→ **WHAT THE TASK ASKS**:
Return each line of the listing that contains the string "this".

→ **GIVEN DATA**:
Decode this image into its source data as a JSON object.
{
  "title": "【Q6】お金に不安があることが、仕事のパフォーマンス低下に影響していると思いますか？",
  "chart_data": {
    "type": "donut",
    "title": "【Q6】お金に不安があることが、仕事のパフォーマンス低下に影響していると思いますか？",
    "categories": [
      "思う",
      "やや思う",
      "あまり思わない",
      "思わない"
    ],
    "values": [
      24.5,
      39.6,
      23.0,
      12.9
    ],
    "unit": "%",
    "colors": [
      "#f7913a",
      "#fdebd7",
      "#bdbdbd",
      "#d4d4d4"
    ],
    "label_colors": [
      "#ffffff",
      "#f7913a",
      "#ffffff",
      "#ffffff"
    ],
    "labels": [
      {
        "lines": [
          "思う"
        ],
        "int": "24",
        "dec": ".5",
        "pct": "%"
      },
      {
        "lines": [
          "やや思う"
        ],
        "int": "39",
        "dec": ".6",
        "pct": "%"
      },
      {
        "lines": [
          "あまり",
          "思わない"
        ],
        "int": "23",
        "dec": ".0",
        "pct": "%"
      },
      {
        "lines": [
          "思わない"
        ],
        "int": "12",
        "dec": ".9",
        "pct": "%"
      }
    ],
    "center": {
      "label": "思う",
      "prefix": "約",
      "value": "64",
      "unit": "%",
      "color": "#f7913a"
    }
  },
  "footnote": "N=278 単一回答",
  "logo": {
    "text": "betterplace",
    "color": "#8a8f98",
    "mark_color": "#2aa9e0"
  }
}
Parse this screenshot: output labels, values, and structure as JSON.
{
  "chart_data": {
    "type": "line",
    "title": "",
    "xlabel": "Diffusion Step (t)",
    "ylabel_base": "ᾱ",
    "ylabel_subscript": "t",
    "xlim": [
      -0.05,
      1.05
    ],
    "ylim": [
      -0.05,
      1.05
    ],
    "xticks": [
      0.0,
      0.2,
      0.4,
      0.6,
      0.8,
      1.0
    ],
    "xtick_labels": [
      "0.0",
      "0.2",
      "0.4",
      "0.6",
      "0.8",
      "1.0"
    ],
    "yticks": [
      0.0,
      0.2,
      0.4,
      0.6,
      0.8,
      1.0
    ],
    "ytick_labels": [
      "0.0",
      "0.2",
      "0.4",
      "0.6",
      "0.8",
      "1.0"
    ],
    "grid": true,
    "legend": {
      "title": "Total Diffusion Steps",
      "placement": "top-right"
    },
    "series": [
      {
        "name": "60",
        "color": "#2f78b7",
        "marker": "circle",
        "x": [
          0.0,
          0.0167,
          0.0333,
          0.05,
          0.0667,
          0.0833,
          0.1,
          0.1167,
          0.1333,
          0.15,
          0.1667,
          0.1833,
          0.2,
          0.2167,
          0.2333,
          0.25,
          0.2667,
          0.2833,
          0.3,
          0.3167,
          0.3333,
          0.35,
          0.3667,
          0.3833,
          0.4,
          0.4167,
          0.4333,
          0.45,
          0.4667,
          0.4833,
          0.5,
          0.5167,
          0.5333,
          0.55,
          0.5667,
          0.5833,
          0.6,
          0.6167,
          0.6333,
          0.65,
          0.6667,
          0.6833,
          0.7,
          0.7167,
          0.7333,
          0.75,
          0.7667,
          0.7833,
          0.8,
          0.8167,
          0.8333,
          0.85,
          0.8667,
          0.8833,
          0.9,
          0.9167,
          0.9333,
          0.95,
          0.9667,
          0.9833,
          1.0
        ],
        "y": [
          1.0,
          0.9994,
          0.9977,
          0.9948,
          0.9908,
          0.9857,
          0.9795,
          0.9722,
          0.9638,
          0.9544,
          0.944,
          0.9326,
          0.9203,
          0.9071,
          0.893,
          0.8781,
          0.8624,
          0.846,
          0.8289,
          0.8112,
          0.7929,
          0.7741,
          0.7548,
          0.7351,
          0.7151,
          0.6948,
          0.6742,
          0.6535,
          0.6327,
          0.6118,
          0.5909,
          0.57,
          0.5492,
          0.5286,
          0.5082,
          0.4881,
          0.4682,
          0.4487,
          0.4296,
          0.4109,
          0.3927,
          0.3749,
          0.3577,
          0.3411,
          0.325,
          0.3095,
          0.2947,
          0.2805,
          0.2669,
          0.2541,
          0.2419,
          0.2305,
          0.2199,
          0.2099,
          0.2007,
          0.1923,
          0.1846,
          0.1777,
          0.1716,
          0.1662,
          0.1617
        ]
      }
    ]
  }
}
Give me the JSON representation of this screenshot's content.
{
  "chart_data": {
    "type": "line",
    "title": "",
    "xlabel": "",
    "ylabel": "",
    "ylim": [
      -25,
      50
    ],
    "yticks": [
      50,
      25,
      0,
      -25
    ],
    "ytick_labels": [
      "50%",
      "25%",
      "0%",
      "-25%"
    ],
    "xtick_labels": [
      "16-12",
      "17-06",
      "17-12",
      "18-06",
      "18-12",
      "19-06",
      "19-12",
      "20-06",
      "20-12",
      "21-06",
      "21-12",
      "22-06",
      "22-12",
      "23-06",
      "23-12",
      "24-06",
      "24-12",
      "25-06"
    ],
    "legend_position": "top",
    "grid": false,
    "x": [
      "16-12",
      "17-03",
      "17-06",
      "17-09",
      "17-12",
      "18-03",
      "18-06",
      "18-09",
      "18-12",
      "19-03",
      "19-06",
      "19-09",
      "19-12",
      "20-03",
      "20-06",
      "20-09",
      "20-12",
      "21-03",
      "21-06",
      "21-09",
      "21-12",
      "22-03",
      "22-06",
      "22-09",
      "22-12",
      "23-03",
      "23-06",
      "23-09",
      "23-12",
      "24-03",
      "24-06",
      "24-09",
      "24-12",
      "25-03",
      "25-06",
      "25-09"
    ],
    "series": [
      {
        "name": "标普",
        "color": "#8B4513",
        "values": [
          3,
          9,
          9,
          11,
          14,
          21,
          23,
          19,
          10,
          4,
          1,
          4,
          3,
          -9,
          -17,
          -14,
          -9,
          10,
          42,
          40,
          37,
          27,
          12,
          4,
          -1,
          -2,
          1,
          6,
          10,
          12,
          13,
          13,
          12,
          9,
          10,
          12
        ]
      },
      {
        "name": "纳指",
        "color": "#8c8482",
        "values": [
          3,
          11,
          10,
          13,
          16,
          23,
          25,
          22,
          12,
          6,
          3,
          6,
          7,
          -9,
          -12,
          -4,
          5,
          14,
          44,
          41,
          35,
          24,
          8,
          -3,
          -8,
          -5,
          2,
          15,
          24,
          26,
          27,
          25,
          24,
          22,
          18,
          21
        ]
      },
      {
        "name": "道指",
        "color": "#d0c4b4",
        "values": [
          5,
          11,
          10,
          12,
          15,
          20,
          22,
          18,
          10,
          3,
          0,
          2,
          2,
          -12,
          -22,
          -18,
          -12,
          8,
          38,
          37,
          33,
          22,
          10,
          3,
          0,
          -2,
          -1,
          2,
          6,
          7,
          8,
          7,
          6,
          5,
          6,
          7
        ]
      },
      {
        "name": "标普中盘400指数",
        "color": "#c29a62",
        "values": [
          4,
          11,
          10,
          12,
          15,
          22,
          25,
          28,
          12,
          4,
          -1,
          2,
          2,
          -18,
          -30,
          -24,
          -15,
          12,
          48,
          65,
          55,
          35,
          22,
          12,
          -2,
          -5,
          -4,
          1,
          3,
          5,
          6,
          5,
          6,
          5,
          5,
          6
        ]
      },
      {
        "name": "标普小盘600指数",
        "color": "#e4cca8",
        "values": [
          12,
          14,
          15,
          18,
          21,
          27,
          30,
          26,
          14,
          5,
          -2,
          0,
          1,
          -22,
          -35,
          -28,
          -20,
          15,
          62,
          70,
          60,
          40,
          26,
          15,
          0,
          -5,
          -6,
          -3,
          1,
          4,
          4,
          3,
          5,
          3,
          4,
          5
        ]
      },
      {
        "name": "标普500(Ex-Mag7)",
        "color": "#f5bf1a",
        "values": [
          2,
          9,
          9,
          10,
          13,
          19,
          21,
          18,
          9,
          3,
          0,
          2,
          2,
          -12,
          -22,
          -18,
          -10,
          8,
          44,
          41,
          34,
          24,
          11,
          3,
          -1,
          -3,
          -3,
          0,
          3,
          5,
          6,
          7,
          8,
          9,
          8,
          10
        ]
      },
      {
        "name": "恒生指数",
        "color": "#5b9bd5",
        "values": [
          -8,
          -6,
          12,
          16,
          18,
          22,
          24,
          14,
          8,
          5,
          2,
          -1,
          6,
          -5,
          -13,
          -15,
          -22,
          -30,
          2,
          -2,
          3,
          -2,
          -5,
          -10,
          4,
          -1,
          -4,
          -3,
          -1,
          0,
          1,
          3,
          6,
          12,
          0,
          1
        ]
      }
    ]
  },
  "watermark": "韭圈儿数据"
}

→ **REPLY TO THE EXERCISE**:
Decode this image into its source data as a JSON object.
Parse this screenshot: output labels, values, and structure as JSON.
Give me the JSON representation of this screenshot's content.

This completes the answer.